> **Given request**: Check every line of the material below for "tournament". Give the number of lines that have it, and only that.

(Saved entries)
+++

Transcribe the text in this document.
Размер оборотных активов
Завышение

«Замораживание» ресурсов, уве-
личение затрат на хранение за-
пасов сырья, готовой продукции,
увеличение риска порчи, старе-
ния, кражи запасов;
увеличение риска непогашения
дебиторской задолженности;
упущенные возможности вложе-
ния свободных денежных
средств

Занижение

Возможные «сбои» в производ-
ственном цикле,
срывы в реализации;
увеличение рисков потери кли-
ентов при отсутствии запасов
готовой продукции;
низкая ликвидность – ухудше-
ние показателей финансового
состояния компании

+++

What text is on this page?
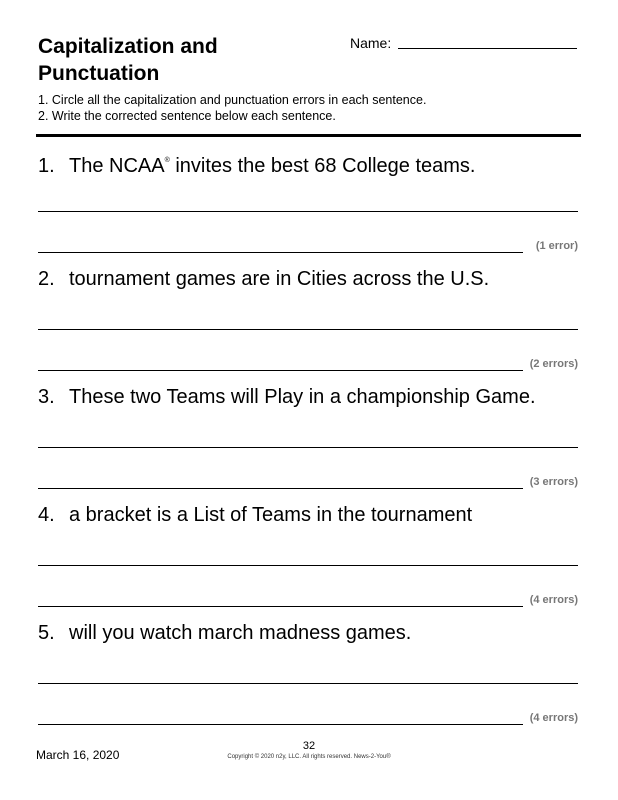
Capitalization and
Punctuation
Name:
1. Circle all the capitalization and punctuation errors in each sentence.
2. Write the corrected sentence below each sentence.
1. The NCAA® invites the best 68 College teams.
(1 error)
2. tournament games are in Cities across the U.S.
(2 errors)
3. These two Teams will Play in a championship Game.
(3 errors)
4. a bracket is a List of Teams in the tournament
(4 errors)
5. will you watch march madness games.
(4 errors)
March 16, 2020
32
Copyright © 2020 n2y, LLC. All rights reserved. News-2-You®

+++

> **Response to the exercise**: 2